_GOAL OF THE EXERCISE_:
Print all entries precisely as they are written.

[Stored records]

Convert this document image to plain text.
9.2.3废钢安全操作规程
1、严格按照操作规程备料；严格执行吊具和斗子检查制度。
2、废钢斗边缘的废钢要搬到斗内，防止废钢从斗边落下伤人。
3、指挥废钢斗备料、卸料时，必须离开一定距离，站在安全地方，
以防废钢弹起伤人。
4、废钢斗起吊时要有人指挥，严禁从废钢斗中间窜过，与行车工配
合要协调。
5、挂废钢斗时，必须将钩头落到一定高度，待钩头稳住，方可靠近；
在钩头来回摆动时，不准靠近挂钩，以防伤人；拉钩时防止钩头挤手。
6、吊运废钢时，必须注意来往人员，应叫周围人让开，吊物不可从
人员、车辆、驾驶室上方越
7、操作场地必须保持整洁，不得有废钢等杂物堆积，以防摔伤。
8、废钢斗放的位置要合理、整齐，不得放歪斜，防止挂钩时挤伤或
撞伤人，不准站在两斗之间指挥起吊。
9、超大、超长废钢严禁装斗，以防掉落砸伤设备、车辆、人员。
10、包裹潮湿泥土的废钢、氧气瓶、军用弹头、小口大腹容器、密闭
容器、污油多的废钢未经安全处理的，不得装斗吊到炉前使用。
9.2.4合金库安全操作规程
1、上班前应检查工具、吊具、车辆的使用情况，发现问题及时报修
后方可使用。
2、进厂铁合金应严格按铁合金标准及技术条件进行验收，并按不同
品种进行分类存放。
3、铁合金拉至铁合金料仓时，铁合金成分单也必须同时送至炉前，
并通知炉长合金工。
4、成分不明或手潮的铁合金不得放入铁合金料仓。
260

_TASK ANSWER_:
Convert this document image to plain text.
9.2.3废钢安全操作规程
1、严格按照操作规程备料；严格执行吊具和斗子检查制度。
2、废钢斗边缘的废钢要搬到斗内，防止废钢从斗边落下伤人。
3、指挥废钢斗备料、卸料时，必须离开一定距离，站在安全地方，
以防废钢弹起伤人。
4、废钢斗起吊时要有人指挥，严禁从废钢斗中间窜过，与行车工配
合要协调。
5、挂废钢斗时，必须将钩头落到一定高度，待钩头稳住，方可靠近；
在钩头来回摆动时，不准靠近挂钩，以防伤人；拉钩时防止钩头挤手。
6、吊运废钢时，必须注意来往人员，应叫周围人让开，吊物不可从
人员、车辆、驾驶室上方越
7、操作场地必须保持整洁，不得有废钢等杂物堆积，以防摔伤。
8、废钢斗放的位置要合理、整齐，不得放歪斜，防止挂钩时挤伤或
撞伤人，不准站在两斗之间指挥起吊。
9、超大、超长废钢严禁装斗，以防掉落砸伤设备、车辆、人员。
10、包裹潮湿泥土的废钢、氧气瓶、军用弹头、小口大腹容器、密闭
容器、污油多的废钢未经安全处理的，不得装斗吊到炉前使用。
9.2.4合金库安全操作规程
1、上班前应检查工具、吊具、车辆的使用情况，发现问题及时报修
后方可使用。
2、进厂铁合金应严格按铁合金标准及技术条件进行验收，并按不同
品种进行分类存放。
3、铁合金拉至铁合金料仓时，铁合金成分单也必须同时送至炉前，
并通知炉长合金工。
4、成分不明或手潮的铁合金不得放入铁合金料仓。
260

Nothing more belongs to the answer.